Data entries
☆ ☆ ☆

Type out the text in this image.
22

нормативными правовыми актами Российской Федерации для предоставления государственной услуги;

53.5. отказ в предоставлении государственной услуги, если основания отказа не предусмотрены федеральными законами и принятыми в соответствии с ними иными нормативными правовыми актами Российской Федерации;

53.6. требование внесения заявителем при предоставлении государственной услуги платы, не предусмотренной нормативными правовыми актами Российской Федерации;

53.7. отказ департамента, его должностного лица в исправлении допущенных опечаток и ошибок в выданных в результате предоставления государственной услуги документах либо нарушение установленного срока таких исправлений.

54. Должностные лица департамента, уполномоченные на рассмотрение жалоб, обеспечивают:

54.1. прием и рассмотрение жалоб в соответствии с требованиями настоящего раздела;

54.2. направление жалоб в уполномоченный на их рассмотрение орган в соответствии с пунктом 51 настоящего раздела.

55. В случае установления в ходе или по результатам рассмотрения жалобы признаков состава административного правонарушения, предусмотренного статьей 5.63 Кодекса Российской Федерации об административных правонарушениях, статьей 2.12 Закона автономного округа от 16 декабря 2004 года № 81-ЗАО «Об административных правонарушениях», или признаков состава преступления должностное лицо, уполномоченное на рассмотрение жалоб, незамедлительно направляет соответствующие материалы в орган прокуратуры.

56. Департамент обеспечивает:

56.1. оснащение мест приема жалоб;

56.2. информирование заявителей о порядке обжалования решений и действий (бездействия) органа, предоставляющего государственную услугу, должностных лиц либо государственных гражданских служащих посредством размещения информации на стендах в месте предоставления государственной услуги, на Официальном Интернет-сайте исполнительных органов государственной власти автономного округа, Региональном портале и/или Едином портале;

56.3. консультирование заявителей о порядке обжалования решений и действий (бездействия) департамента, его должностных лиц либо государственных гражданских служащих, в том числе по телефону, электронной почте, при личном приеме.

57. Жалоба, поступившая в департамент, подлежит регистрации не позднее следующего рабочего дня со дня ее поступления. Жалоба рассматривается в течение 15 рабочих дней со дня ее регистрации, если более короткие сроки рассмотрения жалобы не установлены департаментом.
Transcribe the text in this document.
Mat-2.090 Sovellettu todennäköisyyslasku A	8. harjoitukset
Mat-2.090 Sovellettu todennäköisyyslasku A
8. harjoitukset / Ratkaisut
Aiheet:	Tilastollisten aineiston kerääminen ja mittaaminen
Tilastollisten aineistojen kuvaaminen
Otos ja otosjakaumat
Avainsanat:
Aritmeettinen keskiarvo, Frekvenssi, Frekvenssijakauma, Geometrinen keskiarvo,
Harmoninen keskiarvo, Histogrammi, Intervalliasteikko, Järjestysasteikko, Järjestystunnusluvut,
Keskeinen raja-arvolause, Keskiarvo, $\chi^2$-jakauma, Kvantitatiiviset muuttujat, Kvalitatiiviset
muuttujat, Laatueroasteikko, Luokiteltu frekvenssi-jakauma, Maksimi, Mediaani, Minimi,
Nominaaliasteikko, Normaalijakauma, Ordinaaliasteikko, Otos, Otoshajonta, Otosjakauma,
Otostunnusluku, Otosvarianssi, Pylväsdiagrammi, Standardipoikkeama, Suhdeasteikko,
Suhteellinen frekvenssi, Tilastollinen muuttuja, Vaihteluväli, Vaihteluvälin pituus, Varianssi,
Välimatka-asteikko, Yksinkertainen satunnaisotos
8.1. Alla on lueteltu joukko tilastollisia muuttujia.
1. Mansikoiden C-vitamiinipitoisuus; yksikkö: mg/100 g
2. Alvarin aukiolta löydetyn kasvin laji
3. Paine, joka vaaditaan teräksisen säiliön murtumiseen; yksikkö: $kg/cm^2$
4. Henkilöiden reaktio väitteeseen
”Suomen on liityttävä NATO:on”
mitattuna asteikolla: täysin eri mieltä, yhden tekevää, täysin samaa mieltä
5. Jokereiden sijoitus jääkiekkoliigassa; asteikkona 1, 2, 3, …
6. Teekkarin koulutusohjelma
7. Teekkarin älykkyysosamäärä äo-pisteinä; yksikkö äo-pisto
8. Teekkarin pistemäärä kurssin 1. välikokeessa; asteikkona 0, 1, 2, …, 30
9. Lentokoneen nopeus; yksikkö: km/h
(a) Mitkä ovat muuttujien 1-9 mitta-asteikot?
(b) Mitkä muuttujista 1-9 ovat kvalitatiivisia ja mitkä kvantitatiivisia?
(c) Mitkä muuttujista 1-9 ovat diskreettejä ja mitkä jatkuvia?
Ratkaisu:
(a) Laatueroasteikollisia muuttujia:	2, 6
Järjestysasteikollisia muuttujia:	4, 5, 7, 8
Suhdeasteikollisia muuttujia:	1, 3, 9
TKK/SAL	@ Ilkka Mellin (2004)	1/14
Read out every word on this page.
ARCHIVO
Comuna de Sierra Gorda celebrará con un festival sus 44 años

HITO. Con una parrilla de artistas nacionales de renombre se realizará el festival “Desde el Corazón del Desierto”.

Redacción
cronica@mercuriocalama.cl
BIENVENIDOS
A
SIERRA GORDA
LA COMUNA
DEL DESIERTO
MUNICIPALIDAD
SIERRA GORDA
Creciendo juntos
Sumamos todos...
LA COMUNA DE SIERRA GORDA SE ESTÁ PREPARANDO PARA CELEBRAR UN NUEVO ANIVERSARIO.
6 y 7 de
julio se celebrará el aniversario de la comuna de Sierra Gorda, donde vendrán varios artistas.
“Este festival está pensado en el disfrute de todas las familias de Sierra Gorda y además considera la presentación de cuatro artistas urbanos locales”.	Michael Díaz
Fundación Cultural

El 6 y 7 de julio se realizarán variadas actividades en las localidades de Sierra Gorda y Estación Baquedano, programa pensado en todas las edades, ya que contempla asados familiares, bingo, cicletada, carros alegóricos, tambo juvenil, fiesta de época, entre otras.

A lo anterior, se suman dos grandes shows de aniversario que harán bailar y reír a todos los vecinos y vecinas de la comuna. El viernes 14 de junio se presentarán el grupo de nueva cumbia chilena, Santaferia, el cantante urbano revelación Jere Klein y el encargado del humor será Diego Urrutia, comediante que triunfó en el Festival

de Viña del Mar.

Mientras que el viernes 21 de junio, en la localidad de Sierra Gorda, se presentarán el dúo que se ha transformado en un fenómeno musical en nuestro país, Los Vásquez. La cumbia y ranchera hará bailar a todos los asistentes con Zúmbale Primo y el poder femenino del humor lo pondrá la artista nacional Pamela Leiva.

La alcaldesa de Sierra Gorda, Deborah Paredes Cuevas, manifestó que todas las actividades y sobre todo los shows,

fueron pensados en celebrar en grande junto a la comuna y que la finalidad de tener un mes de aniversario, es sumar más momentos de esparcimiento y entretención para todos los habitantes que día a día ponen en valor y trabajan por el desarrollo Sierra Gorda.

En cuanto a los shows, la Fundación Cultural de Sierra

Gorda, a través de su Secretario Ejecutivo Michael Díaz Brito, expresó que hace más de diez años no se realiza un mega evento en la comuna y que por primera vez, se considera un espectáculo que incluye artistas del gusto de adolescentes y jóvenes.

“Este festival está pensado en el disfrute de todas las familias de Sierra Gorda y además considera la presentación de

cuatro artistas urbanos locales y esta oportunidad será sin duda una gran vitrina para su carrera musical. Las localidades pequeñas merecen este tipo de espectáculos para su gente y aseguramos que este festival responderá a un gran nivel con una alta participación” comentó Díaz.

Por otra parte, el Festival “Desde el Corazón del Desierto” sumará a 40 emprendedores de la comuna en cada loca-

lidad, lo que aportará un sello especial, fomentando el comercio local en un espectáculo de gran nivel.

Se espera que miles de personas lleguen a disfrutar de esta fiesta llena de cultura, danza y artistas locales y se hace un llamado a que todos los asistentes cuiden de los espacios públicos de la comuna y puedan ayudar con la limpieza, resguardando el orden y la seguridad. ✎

☆ ☆ ☆

**Task details**
Every entry above needs to be quoted exactly.

**Result of this exercise**
Type out the text in this image.
22

нормативными правовыми актами Российской Федерации для предоставления государственной услуги;

53.5. отказ в предоставлении государственной услуги, если основания отказа не предусмотрены федеральными законами и принятыми в соответствии с ними иными нормативными правовыми актами Российской Федерации;

53.6. требование внесения заявителем при предоставлении государственной услуги платы, не предусмотренной нормативными правовыми актами Российской Федерации;

53.7. отказ департамента, его должностного лица в исправлении допущенных опечаток и ошибок в выданных в результате предоставления государственной услуги документах либо нарушение установленного срока таких исправлений.

54. Должностные лица департамента, уполномоченные на рассмотрение жалоб, обеспечивают:

54.1. прием и рассмотрение жалоб в соответствии с требованиями настоящего раздела;

54.2. направление жалоб в уполномоченный на их рассмотрение орган в соответствии с пунктом 51 настоящего раздела.

55. В случае установления в ходе или по результатам рассмотрения жалобы признаков состава административного правонарушения, предусмотренного статьей 5.63 Кодекса Российской Федерации об административных правонарушениях, статьей 2.12 Закона автономного округа от 16 декабря 2004 года № 81-ЗАО «Об административных правонарушениях», или признаков состава преступления должностное лицо, уполномоченное на рассмотрение жалоб, незамедлительно направляет соответствующие материалы в орган прокуратуры.

56. Департамент обеспечивает:

56.1. оснащение мест приема жалоб;

56.2. информирование заявителей о порядке обжалования решений и действий (бездействия) органа, предоставляющего государственную услугу, должностных лиц либо государственных гражданских служащих посредством размещения информации на стендах в месте предоставления государственной услуги, на Официальном Интернет-сайте исполнительных органов государственной власти автономного округа, Региональном портале и/или Едином портале;

56.3. консультирование заявителей о порядке обжалования решений и действий (бездействия) департамента, его должностных лиц либо государственных гражданских служащих, в том числе по телефону, электронной почте, при личном приеме.

57. Жалоба, поступившая в департамент, подлежит регистрации не позднее следующего рабочего дня со дня ее поступления. Жалоба рассматривается в течение 15 рабочих дней со дня ее регистрации, если более короткие сроки рассмотрения жалобы не установлены департаментом.
Transcribe the text in this document.
Mat-2.090 Sovellettu todennäköisyyslasku A	8. harjoitukset
Mat-2.090 Sovellettu todennäköisyyslasku A
8. harjoitukset / Ratkaisut
Aiheet:	Tilastollisten aineiston kerääminen ja mittaaminen
Tilastollisten aineistojen kuvaaminen
Otos ja otosjakaumat
Avainsanat:
Aritmeettinen keskiarvo, Frekvenssi, Frekvenssijakauma, Geometrinen keskiarvo,
Harmoninen keskiarvo, Histogrammi, Intervalliasteikko, Järjestysasteikko, Järjestystunnusluvut,
Keskeinen raja-arvolause, Keskiarvo, $\chi^2$-jakauma, Kvantitatiiviset muuttujat, Kvalitatiiviset
muuttujat, Laatueroasteikko, Luokiteltu frekvenssi-jakauma, Maksimi, Mediaani, Minimi,
Nominaaliasteikko, Normaalijakauma, Ordinaaliasteikko, Otos, Otoshajonta, Otosjakauma,
Otostunnusluku, Otosvarianssi, Pylväsdiagrammi, Standardipoikkeama, Suhdeasteikko,
Suhteellinen frekvenssi, Tilastollinen muuttuja, Vaihteluväli, Vaihteluvälin pituus, Varianssi,
Välimatka-asteikko, Yksinkertainen satunnaisotos
8.1. Alla on lueteltu joukko tilastollisia muuttujia.
1. Mansikoiden C-vitamiinipitoisuus; yksikkö: mg/100 g
2. Alvarin aukiolta löydetyn kasvin laji
3. Paine, joka vaaditaan teräksisen säiliön murtumiseen; yksikkö: $kg/cm^2$
4. Henkilöiden reaktio väitteeseen
”Suomen on liityttävä NATO:on”
mitattuna asteikolla: täysin eri mieltä, yhden tekevää, täysin samaa mieltä
5. Jokereiden sijoitus jääkiekkoliigassa; asteikkona 1, 2, 3, …
6. Teekkarin koulutusohjelma
7. Teekkarin älykkyysosamäärä äo-pisteinä; yksikkö äo-pisto
8. Teekkarin pistemäärä kurssin 1. välikokeessa; asteikkona 0, 1, 2, …, 30
9. Lentokoneen nopeus; yksikkö: km/h
(a) Mitkä ovat muuttujien 1-9 mitta-asteikot?
(b) Mitkä muuttujista 1-9 ovat kvalitatiivisia ja mitkä kvantitatiivisia?
(c) Mitkä muuttujista 1-9 ovat diskreettejä ja mitkä jatkuvia?
Ratkaisu:
(a) Laatueroasteikollisia muuttujia:	2, 6
Järjestysasteikollisia muuttujia:	4, 5, 7, 8
Suhdeasteikollisia muuttujia:	1, 3, 9
TKK/SAL	@ Ilkka Mellin (2004)	1/14
Read out every word on this page.
ARCHIVO
Comuna de Sierra Gorda celebrará con un festival sus 44 años

HITO. Con una parrilla de artistas nacionales de renombre se realizará el festival “Desde el Corazón del Desierto”.

Redacción
cronica@mercuriocalama.cl
BIENVENIDOS
A
SIERRA GORDA
LA COMUNA
DEL DESIERTO
MUNICIPALIDAD
SIERRA GORDA
Creciendo juntos
Sumamos todos...
LA COMUNA DE SIERRA GORDA SE ESTÁ PREPARANDO PARA CELEBRAR UN NUEVO ANIVERSARIO.
6 y 7 de
julio se celebrará el aniversario de la comuna de Sierra Gorda, donde vendrán varios artistas.
“Este festival está pensado en el disfrute de todas las familias de Sierra Gorda y además considera la presentación de cuatro artistas urbanos locales”.	Michael Díaz
Fundación Cultural

El 6 y 7 de julio se realizarán variadas actividades en las localidades de Sierra Gorda y Estación Baquedano, programa pensado en todas las edades, ya que contempla asados familiares, bingo, cicletada, carros alegóricos, tambo juvenil, fiesta de época, entre otras.

A lo anterior, se suman dos grandes shows de aniversario que harán bailar y reír a todos los vecinos y vecinas de la comuna. El viernes 14 de junio se presentarán el grupo de nueva cumbia chilena, Santaferia, el cantante urbano revelación Jere Klein y el encargado del humor será Diego Urrutia, comediante que triunfó en el Festival

de Viña del Mar.

Mientras que el viernes 21 de junio, en la localidad de Sierra Gorda, se presentarán el dúo que se ha transformado en un fenómeno musical en nuestro país, Los Vásquez. La cumbia y ranchera hará bailar a todos los asistentes con Zúmbale Primo y el poder femenino del humor lo pondrá la artista nacional Pamela Leiva.

La alcaldesa de Sierra Gorda, Deborah Paredes Cuevas, manifestó que todas las actividades y sobre todo los shows,

fueron pensados en celebrar en grande junto a la comuna y que la finalidad de tener un mes de aniversario, es sumar más momentos de esparcimiento y entretención para todos los habitantes que día a día ponen en valor y trabajan por el desarrollo Sierra Gorda.

En cuanto a los shows, la Fundación Cultural de Sierra

Gorda, a través de su Secretario Ejecutivo Michael Díaz Brito, expresó que hace más de diez años no se realiza un mega evento en la comuna y que por primera vez, se considera un espectáculo que incluye artistas del gusto de adolescentes y jóvenes.

“Este festival está pensado en el disfrute de todas las familias de Sierra Gorda y además considera la presentación de

cuatro artistas urbanos locales y esta oportunidad será sin duda una gran vitrina para su carrera musical. Las localidades pequeñas merecen este tipo de espectáculos para su gente y aseguramos que este festival responderá a un gran nivel con una alta participación” comentó Díaz.

Por otra parte, el Festival “Desde el Corazón del Desierto” sumará a 40 emprendedores de la comuna en cada loca-

lidad, lo que aportará un sello especial, fomentando el comercio local en un espectáculo de gran nivel.

Se espera que miles de personas lleguen a disfrutar de esta fiesta llena de cultura, danza y artistas locales y se hace un llamado a que todos los asistentes cuiden de los espacios públicos de la comuna y puedan ayudar con la limpieza, resguardando el orden y la seguridad. ✎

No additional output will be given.